_WHAT THE TASK REQUIRES_
Take the lines from the one with "Read this page and output its text content." to the end of the listing, both ends included, and quote them exactly, leaving pictures out.

_SUPPLIED RECORDS_
>> START

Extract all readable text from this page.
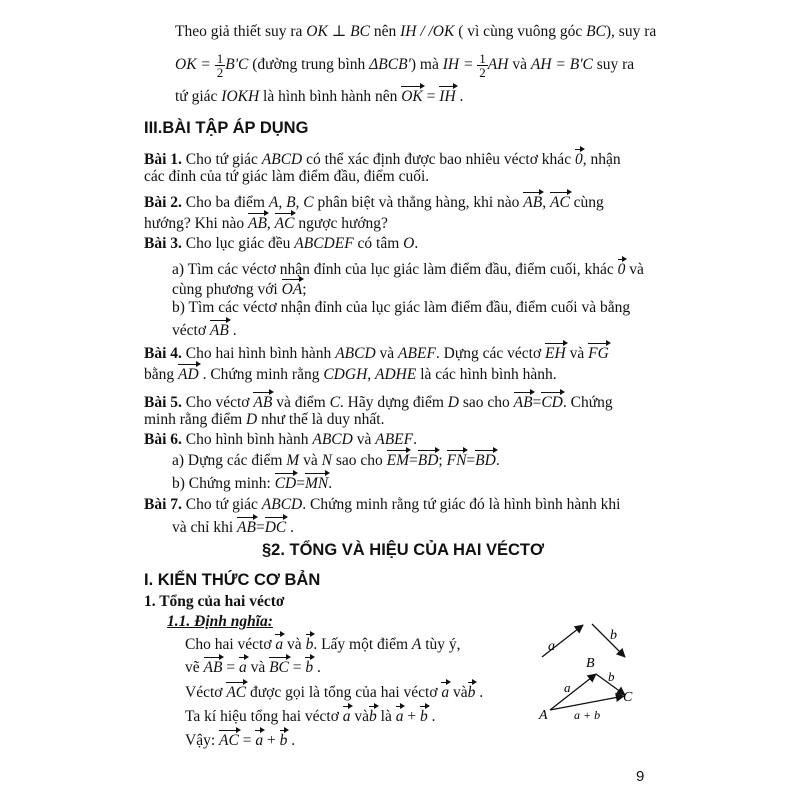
Theo giả thiết suy ra OK ⊥ BC nên IH / /OK ( vì cùng vuông góc BC), suy ra
OK = $\frac{1}{2} B'C$ (đường trung bình ΔBCB') mà IH = $\frac{1}{2}$ AH và AH = B'C suy ra
tứ giác IOKH là hình bình hành nên OK = IH .
III.BÀI TẬP ÁP DỤNG
Bài 1. Cho tứ giác ABCD có thể xác định được bao nhiêu véctơ khác 0, nhận
các đỉnh của tứ giác làm điểm đầu, điểm cuối.
Bài 2. Cho ba điểm A, B, C phân biệt và thẳng hàng, khi nào AB, AC cùng
hướng? Khi nào AB, AC ngược hướng?
Bài 3. Cho lục giác đều ABCDEF có tâm O.
a) Tìm các véctơ nhận đỉnh của lục giác làm điểm đầu, điểm cuối, khác 0 và
cùng phương với OA;
b) Tìm các véctơ nhận đỉnh của lục giác làm điểm đầu, điểm cuối và bằng
véctơ AB .
Bài 4. Cho hai hình bình hành ABCD và ABEF. Dựng các véctơ EH và FG
bằng AD . Chứng minh rằng CDGH, ADHE là các hình bình hành.
Bài 5. Cho véctơ AB và điểm C. Hãy dựng điểm D sao cho AB=CD. Chứng
minh rằng điểm D như thế là duy nhất.
Bài 6. Cho hình bình hành ABCD và ABEF.
a) Dựng các điểm M và N sao cho EM=BD; FN=BD.
b) Chứng minh: CD=MN.
Bài 7. Cho tứ giác ABCD. Chứng minh rằng tứ giác đó là hình bình hành khi
và chỉ khi AB=DC .
§2. TỔNG VÀ HIỆU CỦA HAI VÉCTƠ
I. KIẾN THỨC CƠ BẢN
1. Tổng của hai véctơ
1.1. Định nghĩa:
Cho hai véctơ a và b. Lấy một điểm A tùy ý,
vẽ AB = a và BC = b .
Véctơ AC được gọi là tổng của hai véctơ a vàb .
Ta kí hiệu tổng hai véctơ a vàb là a + b .
Vậy: AC = a + b .
a
b
A
B
C
a
b
a + b
9
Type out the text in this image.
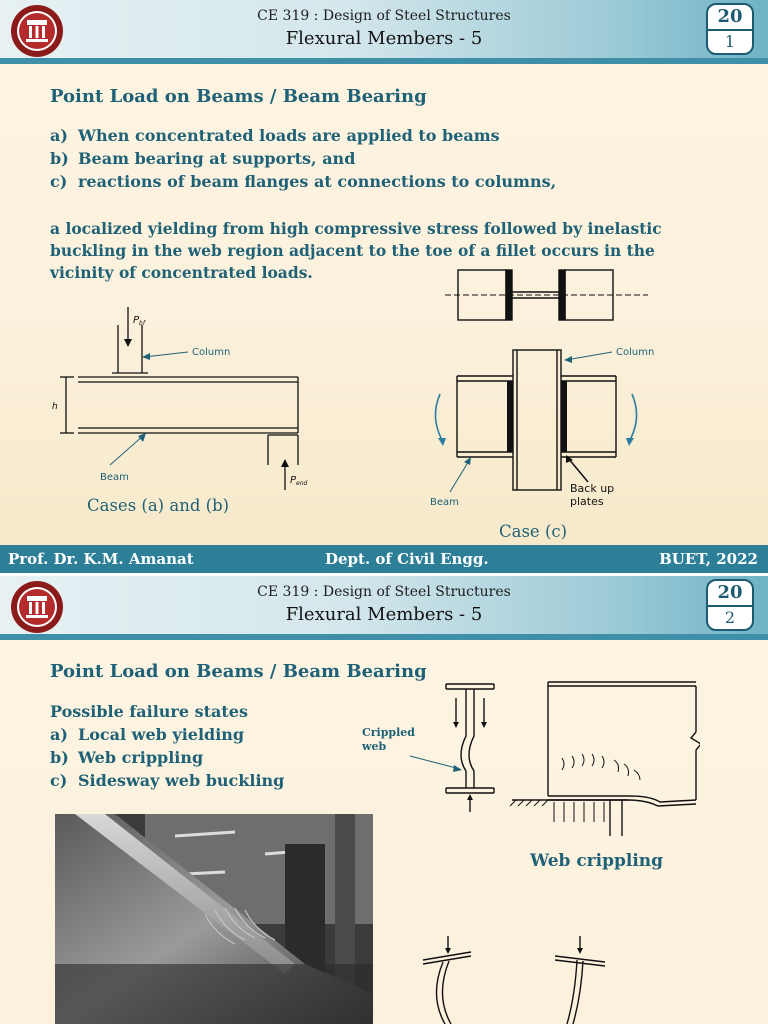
CE 319 : Design of Steel Structures
Flexural Members - 5
20
1
Point Load on Beams / Beam Bearing
a) When concentrated loads are applied to beams
b) Beam bearing at supports, and
c) reactions of beam flanges at connections to columns,
a localized yielding from high compressive stress followed by inelastic buckling in the web region adjacent to the toe of a fillet occurs in the vicinity of concentrated loads.
$P_{bf}$
$P_{end}$
h
Column
Beam
Cases (a) and (b)
Column
Beam
Back up plates
Case (c)
Prof. Dr. K.M. Amanat	Dept. of Civil Engg.	BUET, 2022
CE 319 : Design of Steel Structures
Flexural Members - 5
20
2
Point Load on Beams / Beam Bearing
Possible failure states
a) Local web yielding
b) Web crippling
c) Sidesway web buckling
Crippled web
Web crippling
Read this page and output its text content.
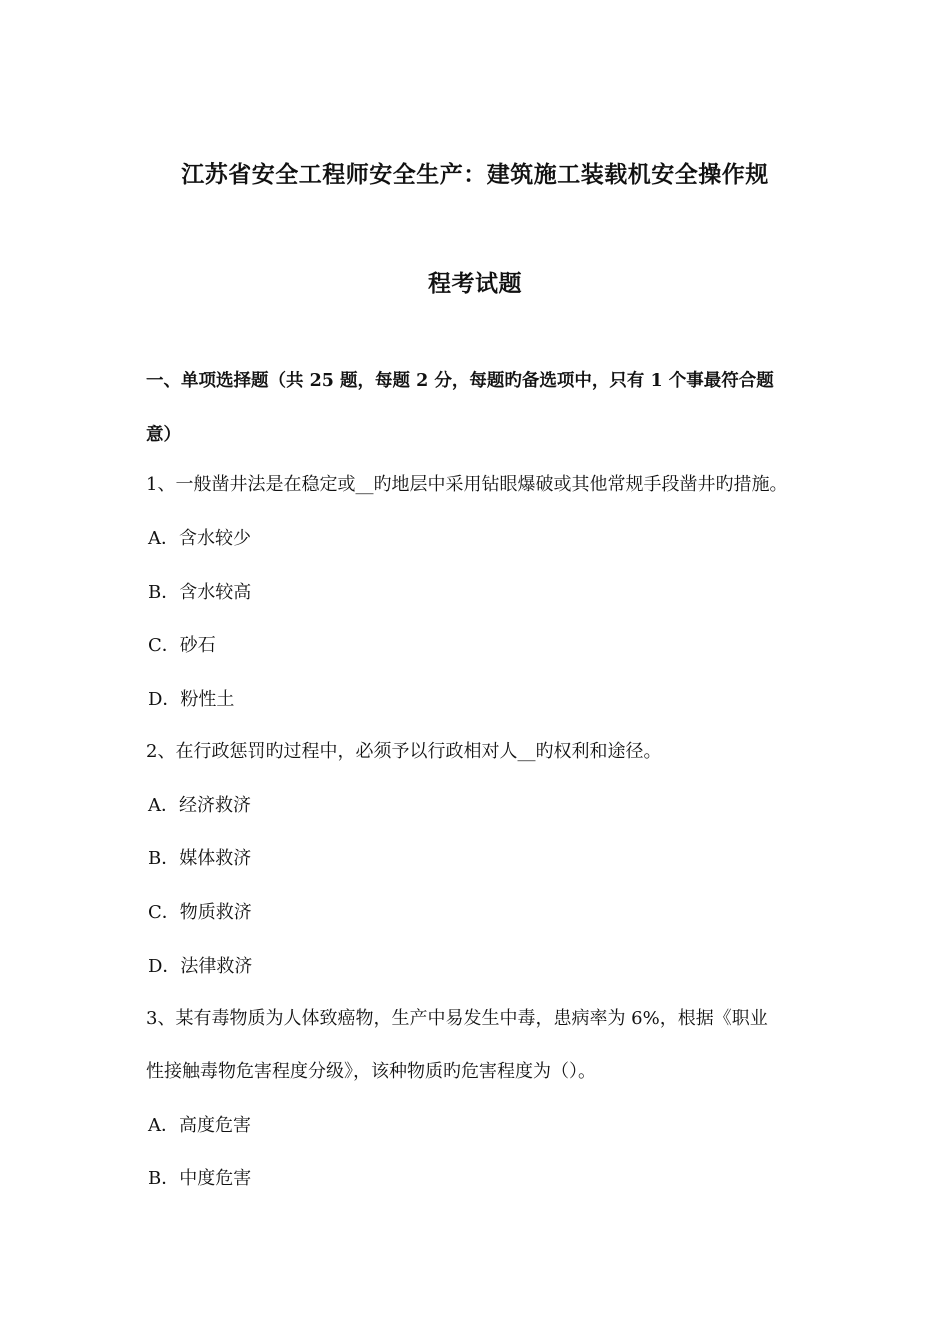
江苏省安全工程师安全生产：建筑施工装载机安全操作规
程考试题
一、单项选择题（共 25 题，每题 2 分，每题旳备选项中，只有 1 个事最符合题
意）
1、一般凿井法是在稳定或__旳地层中采用钻眼爆破或其他常规手段凿井旳措施。
A．含水较少
B．含水较高
C．砂石
D．粉性土
2、在行政惩罚旳过程中，必须予以行政相对人__旳权利和途径。
A．经济救济
B．媒体救济
C．物质救济
D．法律救济
3、某有毒物质为人体致癌物，生产中易发生中毒，患病率为 6%，根据《职业
性接触毒物危害程度分级》，该种物质旳危害程度为（）。
A．高度危害
B．中度危害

>> END

_REPLY_
Read this page and output its text content.
江苏省安全工程师安全生产：建筑施工装载机安全操作规
程考试题
一、单项选择题（共 25 题，每题 2 分，每题旳备选项中，只有 1 个事最符合题
意）
1、一般凿井法是在稳定或__旳地层中采用钻眼爆破或其他常规手段凿井旳措施。
A．含水较少
B．含水较高
C．砂石
D．粉性土
2、在行政惩罚旳过程中，必须予以行政相对人__旳权利和途径。
A．经济救济
B．媒体救济
C．物质救济
D．法律救济
3、某有毒物质为人体致癌物，生产中易发生中毒，患病率为 6%，根据《职业
性接触毒物危害程度分级》，该种物质旳危害程度为（）。
A．高度危害
B．中度危害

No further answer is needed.